:: CHALLENGE ::
Identify the lines that include the word "Cota", then copy all of them.
## Start RECORDS TO PROCESS
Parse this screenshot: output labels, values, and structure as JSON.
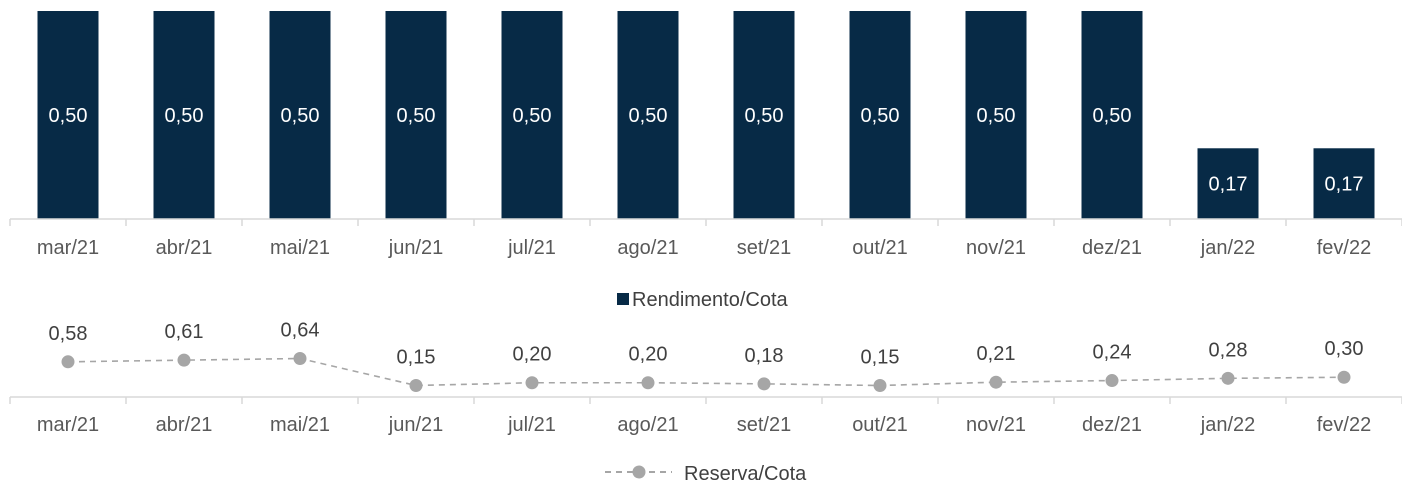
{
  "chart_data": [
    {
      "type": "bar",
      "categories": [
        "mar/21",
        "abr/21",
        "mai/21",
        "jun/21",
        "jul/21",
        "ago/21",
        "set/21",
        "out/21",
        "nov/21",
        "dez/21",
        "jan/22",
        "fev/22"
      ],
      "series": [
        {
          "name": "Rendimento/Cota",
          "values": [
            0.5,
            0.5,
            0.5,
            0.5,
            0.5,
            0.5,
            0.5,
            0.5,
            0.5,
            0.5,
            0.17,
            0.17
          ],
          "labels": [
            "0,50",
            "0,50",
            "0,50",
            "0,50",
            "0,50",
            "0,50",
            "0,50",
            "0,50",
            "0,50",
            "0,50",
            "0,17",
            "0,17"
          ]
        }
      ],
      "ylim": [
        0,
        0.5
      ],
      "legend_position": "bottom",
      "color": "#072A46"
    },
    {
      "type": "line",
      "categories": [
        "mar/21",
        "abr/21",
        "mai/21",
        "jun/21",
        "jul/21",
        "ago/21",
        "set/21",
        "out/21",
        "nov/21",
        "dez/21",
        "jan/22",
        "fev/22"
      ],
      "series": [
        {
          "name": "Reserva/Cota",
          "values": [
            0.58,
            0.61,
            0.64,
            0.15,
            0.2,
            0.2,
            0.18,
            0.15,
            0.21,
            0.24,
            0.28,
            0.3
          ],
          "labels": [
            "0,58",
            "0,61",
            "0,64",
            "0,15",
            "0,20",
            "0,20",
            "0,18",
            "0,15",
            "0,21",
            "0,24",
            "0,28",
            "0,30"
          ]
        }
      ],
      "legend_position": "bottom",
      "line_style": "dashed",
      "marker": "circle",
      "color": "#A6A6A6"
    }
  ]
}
## End RECORDS TO PROCESS
:: ANSWER FOR THIS EXERCISE ::
          "name": "Rendimento/Cota",
          "name": "Reserva/Cota",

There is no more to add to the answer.